Source records
((
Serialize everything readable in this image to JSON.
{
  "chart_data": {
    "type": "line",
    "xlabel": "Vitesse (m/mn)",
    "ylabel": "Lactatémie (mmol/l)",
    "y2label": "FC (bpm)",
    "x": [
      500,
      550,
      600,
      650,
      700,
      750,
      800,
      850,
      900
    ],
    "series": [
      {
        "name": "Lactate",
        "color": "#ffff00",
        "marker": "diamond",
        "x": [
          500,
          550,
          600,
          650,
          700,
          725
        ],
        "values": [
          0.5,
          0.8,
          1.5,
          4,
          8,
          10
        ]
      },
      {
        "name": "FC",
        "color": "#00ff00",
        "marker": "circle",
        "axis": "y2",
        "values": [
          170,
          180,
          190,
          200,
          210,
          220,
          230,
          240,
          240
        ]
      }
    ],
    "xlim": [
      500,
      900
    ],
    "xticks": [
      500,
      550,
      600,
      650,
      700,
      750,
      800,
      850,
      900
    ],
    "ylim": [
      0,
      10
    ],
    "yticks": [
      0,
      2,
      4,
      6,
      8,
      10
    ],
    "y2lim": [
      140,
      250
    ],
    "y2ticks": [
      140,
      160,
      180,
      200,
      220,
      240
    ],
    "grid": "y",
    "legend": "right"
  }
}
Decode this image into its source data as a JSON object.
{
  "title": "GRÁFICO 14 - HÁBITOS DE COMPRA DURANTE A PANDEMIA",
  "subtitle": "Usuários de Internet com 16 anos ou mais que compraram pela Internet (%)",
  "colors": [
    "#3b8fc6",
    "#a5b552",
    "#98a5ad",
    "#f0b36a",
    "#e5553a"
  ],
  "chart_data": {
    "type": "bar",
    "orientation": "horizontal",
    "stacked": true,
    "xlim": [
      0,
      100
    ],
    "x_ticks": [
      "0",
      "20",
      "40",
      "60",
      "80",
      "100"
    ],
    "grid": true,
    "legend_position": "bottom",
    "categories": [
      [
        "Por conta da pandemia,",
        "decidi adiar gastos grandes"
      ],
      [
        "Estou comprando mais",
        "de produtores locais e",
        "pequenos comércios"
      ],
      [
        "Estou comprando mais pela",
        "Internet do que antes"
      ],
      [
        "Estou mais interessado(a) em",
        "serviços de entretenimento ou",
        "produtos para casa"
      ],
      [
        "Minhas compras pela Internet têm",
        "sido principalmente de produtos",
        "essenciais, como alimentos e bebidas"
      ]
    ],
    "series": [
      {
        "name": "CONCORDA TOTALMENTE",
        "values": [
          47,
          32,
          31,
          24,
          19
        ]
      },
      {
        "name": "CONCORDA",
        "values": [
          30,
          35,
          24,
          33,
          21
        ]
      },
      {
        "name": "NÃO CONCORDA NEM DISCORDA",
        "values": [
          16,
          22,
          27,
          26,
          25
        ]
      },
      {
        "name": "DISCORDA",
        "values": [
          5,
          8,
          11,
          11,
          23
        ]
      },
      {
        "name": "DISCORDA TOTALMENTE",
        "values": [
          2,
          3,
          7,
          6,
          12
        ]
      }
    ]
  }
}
))
Task statement
Extract each entry in full and write it down exactly.

Answer to this task
Serialize everything readable in this image to JSON.
{
  "chart_data": {
    "type": "line",
    "xlabel": "Vitesse (m/mn)",
    "ylabel": "Lactatémie (mmol/l)",
    "y2label": "FC (bpm)",
    "x": [
      500,
      550,
      600,
      650,
      700,
      750,
      800,
      850,
      900
    ],
    "series": [
      {
        "name": "Lactate",
        "color": "#ffff00",
        "marker": "diamond",
        "x": [
          500,
          550,
          600,
          650,
          700,
          725
        ],
        "values": [
          0.5,
          0.8,
          1.5,
          4,
          8,
          10
        ]
      },
      {
        "name": "FC",
        "color": "#00ff00",
        "marker": "circle",
        "axis": "y2",
        "values": [
          170,
          180,
          190,
          200,
          210,
          220,
          230,
          240,
          240
        ]
      }
    ],
    "xlim": [
      500,
      900
    ],
    "xticks": [
      500,
      550,
      600,
      650,
      700,
      750,
      800,
      850,
      900
    ],
    "ylim": [
      0,
      10
    ],
    "yticks": [
      0,
      2,
      4,
      6,
      8,
      10
    ],
    "y2lim": [
      140,
      250
    ],
    "y2ticks": [
      140,
      160,
      180,
      200,
      220,
      240
    ],
    "grid": "y",
    "legend": "right"
  }
}
Decode this image into its source data as a JSON object.
{
  "title": "GRÁFICO 14 - HÁBITOS DE COMPRA DURANTE A PANDEMIA",
  "subtitle": "Usuários de Internet com 16 anos ou mais que compraram pela Internet (%)",
  "colors": [
    "#3b8fc6",
    "#a5b552",
    "#98a5ad",
    "#f0b36a",
    "#e5553a"
  ],
  "chart_data": {
    "type": "bar",
    "orientation": "horizontal",
    "stacked": true,
    "xlim": [
      0,
      100
    ],
    "x_ticks": [
      "0",
      "20",
      "40",
      "60",
      "80",
      "100"
    ],
    "grid": true,
    "legend_position": "bottom",
    "categories": [
      [
        "Por conta da pandemia,",
        "decidi adiar gastos grandes"
      ],
      [
        "Estou comprando mais",
        "de produtores locais e",
        "pequenos comércios"
      ],
      [
        "Estou comprando mais pela",
        "Internet do que antes"
      ],
      [
        "Estou mais interessado(a) em",
        "serviços de entretenimento ou",
        "produtos para casa"
      ],
      [
        "Minhas compras pela Internet têm",
        "sido principalmente de produtos",
        "essenciais, como alimentos e bebidas"
      ]
    ],
    "series": [
      {
        "name": "CONCORDA TOTALMENTE",
        "values": [
          47,
          32,
          31,
          24,
          19
        ]
      },
      {
        "name": "CONCORDA",
        "values": [
          30,
          35,
          24,
          33,
          21
        ]
      },
      {
        "name": "NÃO CONCORDA NEM DISCORDA",
        "values": [
          16,
          22,
          27,
          26,
          25
        ]
      },
      {
        "name": "DISCORDA",
        "values": [
          5,
          8,
          11,
          11,
          23
        ]
      },
      {
        "name": "DISCORDA TOTALMENTE",
        "values": [
          2,
          3,
          7,
          6,
          12
        ]
      }
    ]
  }
}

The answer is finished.